* [PROBLEM] Scan the listing below. Report each line that includes "type".
===== RECORD EXCERPTS
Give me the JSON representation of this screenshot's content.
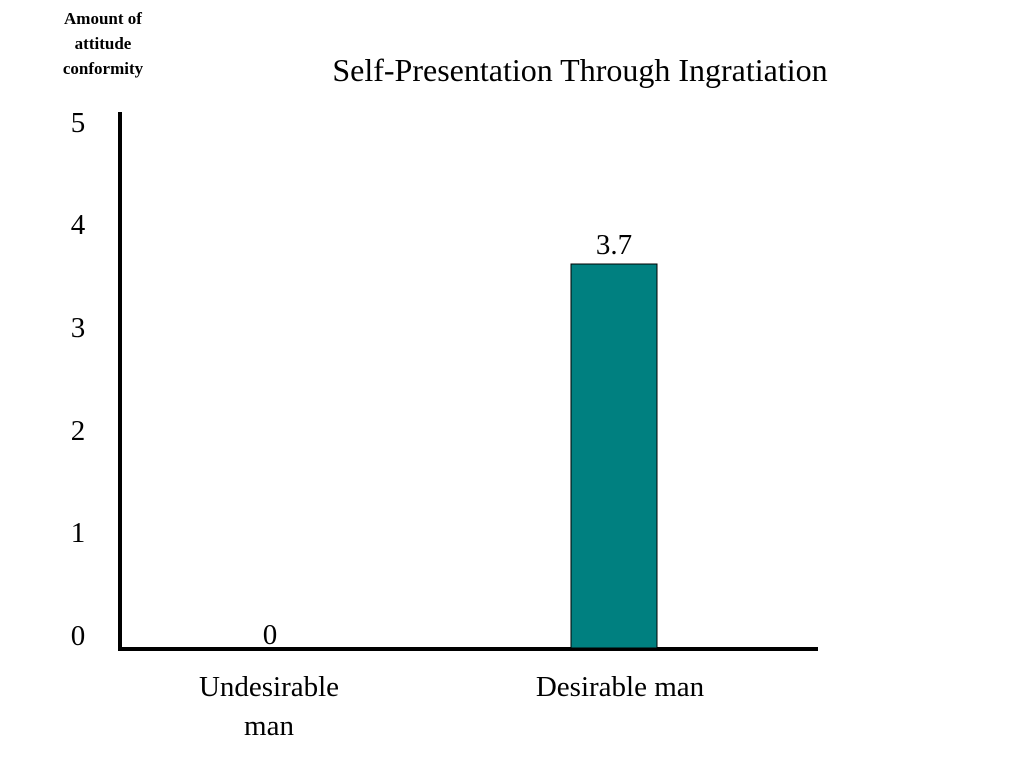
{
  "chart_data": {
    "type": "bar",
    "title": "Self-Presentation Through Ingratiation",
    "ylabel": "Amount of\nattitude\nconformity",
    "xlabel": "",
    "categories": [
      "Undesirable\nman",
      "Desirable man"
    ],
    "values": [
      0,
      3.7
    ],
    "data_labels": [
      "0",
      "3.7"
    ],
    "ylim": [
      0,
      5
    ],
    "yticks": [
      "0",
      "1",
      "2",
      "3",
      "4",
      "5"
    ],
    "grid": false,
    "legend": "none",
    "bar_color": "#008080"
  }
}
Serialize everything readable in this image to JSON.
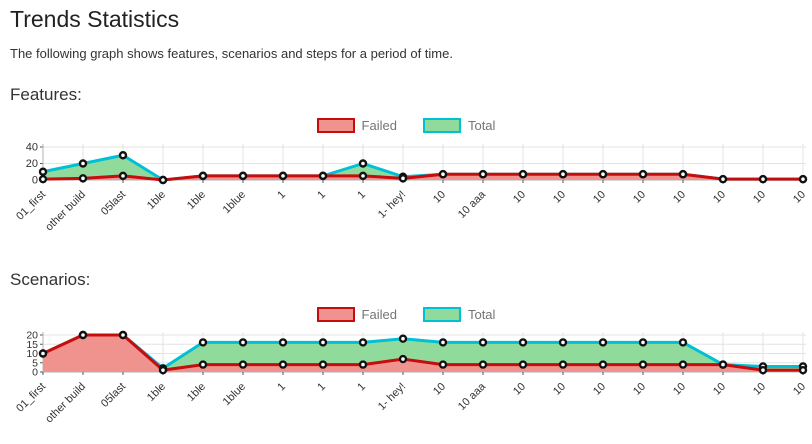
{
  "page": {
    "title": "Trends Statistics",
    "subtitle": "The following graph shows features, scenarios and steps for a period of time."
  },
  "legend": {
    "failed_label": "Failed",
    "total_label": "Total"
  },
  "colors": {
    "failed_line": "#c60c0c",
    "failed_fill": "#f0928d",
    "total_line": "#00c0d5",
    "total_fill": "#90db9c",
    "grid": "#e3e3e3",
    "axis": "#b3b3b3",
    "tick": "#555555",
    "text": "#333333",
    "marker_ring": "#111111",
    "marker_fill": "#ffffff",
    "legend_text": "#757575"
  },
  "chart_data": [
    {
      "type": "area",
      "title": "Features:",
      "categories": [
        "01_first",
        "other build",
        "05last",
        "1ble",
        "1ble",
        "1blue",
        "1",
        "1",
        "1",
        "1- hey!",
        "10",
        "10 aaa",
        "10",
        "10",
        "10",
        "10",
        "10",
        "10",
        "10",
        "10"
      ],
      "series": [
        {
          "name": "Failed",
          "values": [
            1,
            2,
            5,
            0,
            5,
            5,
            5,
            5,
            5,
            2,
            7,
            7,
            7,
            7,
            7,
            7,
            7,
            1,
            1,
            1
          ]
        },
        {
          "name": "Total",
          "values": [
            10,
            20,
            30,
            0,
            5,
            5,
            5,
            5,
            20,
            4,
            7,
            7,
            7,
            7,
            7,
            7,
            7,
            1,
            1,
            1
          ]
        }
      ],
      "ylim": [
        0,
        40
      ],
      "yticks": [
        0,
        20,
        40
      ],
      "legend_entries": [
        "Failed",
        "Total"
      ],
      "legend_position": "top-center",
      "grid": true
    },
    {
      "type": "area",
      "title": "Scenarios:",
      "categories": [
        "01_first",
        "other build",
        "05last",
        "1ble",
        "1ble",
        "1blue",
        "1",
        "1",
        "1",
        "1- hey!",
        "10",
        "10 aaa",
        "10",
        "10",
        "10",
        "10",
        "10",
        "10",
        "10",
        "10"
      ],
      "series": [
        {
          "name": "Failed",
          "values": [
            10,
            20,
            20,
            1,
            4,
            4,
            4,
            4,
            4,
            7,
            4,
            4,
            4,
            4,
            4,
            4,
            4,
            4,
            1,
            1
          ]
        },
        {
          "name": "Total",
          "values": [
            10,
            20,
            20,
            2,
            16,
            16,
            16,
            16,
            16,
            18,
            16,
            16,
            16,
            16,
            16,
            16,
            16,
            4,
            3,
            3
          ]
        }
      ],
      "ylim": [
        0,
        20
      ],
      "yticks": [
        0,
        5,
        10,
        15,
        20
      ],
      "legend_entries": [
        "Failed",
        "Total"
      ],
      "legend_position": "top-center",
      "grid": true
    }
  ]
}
==========
===== RECORD EXCERPTS
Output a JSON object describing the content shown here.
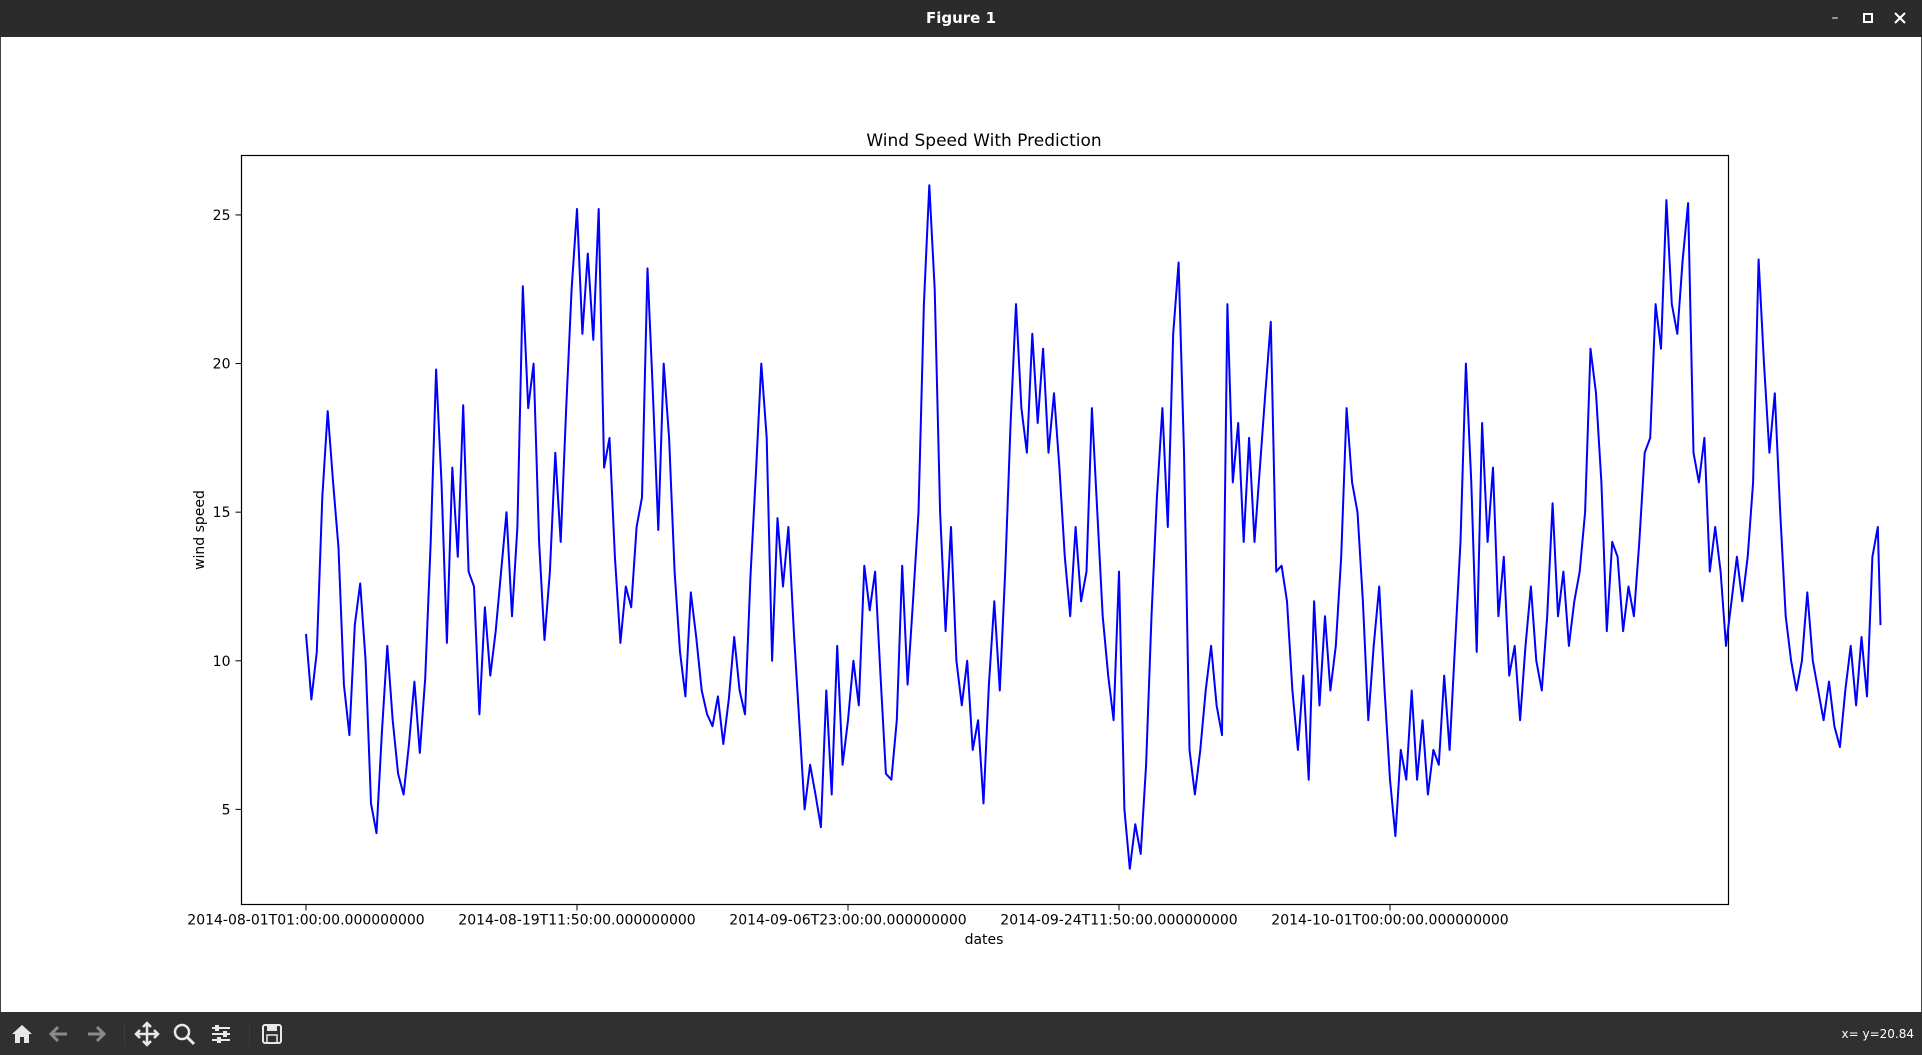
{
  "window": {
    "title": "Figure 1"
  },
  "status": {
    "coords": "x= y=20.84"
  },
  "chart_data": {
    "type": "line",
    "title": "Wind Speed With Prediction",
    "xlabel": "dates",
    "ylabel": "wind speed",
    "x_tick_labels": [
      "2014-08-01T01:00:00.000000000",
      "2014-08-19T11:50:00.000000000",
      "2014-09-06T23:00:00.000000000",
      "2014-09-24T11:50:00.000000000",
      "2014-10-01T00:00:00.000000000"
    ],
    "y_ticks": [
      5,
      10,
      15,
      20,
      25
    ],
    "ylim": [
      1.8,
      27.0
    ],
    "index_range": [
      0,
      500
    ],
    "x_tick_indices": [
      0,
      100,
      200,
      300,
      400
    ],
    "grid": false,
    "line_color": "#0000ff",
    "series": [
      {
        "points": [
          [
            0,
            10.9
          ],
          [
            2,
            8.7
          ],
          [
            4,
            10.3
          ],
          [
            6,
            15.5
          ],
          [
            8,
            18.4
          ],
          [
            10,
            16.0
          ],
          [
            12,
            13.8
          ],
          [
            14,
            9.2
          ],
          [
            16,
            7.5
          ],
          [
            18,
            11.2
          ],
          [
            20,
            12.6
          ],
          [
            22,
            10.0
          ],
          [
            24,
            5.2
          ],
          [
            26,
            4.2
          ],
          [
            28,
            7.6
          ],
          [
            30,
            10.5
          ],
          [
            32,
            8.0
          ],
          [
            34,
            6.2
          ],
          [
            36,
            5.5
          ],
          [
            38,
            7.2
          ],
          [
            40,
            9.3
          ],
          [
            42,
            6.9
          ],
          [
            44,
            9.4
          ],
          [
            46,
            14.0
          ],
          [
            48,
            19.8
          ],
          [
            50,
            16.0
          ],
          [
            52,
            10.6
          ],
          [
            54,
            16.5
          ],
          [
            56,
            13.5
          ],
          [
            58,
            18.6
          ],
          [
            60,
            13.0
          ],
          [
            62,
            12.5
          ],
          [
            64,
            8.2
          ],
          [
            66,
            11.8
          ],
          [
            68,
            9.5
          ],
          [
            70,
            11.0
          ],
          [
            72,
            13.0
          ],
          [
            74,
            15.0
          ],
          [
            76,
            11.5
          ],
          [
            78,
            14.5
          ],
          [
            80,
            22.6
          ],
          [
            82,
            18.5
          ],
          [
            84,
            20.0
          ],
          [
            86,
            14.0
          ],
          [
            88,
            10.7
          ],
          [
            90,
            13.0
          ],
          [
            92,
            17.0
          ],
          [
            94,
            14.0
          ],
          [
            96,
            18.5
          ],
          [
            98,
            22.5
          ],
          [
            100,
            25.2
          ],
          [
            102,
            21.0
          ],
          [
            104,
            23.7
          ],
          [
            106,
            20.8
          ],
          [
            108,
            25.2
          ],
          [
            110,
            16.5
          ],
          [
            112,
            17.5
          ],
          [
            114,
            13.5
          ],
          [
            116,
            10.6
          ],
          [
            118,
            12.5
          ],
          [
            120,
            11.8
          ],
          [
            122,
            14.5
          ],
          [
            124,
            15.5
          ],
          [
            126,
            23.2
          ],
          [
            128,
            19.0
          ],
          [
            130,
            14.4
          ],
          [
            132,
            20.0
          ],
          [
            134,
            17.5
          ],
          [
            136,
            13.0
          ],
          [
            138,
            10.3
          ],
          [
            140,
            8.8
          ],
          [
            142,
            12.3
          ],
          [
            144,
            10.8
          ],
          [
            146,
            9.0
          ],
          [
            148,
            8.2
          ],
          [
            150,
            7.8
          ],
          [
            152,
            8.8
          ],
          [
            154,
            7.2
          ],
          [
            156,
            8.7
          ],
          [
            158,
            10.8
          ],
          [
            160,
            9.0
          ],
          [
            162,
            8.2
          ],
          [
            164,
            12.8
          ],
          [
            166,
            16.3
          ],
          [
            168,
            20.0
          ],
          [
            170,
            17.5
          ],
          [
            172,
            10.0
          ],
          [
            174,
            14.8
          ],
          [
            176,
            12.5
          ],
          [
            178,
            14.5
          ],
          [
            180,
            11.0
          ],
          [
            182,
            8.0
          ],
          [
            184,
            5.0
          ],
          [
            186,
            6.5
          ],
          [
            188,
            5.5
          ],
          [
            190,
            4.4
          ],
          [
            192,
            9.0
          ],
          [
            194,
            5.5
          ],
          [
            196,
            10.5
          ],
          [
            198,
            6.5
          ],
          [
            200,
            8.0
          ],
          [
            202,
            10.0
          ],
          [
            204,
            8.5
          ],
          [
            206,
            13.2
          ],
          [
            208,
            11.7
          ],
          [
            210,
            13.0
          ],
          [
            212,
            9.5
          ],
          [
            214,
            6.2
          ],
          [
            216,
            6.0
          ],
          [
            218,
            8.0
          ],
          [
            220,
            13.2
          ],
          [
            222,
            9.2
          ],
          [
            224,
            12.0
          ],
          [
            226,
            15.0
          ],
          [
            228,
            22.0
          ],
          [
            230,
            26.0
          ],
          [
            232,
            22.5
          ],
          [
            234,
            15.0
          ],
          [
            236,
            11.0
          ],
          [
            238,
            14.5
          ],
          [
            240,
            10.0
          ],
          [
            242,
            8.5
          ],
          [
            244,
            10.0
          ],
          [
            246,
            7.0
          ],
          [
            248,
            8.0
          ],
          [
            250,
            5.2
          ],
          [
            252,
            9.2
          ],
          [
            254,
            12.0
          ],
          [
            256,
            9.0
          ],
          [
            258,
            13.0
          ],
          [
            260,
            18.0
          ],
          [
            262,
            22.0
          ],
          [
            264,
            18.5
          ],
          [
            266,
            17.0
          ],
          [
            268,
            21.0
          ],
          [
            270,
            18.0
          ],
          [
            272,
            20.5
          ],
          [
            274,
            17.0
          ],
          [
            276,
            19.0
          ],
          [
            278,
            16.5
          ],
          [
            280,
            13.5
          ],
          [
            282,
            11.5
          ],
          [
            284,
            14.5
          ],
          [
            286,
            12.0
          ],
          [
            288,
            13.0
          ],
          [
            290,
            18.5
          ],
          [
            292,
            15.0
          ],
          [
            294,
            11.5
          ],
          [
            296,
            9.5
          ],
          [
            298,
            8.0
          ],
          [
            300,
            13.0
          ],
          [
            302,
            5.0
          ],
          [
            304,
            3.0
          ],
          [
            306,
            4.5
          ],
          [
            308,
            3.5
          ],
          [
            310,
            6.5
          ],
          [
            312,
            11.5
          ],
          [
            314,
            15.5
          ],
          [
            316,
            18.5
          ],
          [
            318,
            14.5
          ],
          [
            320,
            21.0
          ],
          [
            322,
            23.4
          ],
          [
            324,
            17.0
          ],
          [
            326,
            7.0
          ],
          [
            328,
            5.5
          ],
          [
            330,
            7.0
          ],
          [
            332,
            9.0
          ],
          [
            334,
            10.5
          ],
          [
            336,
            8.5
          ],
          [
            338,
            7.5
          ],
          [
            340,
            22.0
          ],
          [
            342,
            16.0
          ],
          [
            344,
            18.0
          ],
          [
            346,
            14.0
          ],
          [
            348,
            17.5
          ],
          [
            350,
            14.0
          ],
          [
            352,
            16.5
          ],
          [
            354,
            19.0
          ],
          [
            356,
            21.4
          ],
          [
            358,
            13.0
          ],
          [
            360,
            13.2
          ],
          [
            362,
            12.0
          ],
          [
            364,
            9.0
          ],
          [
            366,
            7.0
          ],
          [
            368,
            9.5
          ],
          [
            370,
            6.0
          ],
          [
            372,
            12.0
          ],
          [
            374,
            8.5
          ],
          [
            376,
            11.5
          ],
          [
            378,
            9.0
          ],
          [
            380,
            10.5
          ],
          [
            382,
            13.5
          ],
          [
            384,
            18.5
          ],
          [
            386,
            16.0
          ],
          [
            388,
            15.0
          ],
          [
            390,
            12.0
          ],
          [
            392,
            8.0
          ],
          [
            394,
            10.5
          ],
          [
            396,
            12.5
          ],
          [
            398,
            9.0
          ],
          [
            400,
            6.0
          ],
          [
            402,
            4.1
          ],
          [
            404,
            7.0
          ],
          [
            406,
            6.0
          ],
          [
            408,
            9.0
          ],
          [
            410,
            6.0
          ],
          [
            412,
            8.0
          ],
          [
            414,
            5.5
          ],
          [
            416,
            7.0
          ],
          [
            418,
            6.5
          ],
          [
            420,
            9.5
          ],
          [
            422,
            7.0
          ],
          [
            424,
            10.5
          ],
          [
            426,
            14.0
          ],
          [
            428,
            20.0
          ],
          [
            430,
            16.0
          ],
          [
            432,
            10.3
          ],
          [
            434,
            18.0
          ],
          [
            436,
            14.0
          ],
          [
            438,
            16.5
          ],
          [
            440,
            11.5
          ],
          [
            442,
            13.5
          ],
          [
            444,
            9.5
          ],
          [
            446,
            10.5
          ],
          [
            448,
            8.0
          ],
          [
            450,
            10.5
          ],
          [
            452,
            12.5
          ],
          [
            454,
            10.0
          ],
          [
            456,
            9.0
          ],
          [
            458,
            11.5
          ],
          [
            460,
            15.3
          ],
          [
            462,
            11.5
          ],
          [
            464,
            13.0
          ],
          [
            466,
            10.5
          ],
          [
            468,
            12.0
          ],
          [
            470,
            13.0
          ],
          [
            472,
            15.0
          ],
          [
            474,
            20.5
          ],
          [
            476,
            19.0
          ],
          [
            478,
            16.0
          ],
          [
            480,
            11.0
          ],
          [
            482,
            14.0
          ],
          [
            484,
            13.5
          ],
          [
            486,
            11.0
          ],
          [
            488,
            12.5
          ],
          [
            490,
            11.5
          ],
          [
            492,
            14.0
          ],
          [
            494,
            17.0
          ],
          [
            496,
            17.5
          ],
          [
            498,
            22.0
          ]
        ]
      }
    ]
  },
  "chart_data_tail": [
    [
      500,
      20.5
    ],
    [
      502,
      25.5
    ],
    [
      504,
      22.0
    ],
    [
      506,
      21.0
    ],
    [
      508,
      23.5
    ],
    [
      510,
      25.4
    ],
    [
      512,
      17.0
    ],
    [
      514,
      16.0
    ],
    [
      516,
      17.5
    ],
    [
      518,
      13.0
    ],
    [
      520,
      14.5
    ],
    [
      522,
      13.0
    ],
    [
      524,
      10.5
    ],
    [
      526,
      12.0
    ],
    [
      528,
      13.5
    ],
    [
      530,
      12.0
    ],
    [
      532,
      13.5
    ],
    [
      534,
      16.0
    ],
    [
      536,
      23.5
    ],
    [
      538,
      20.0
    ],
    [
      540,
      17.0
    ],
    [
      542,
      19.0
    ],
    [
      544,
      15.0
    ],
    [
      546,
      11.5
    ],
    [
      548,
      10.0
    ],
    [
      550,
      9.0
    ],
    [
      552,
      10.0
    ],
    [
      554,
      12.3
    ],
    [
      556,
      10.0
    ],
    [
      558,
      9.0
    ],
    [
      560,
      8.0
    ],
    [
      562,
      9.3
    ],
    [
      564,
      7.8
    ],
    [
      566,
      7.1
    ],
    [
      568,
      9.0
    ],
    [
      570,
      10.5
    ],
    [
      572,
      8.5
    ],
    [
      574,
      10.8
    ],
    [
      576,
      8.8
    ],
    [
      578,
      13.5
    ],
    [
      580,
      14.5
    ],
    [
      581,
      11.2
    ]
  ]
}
==========
* [FINAL RESULT]
    "type": "bar",
      "type": "area",
      "type": "area",
    "type": "line",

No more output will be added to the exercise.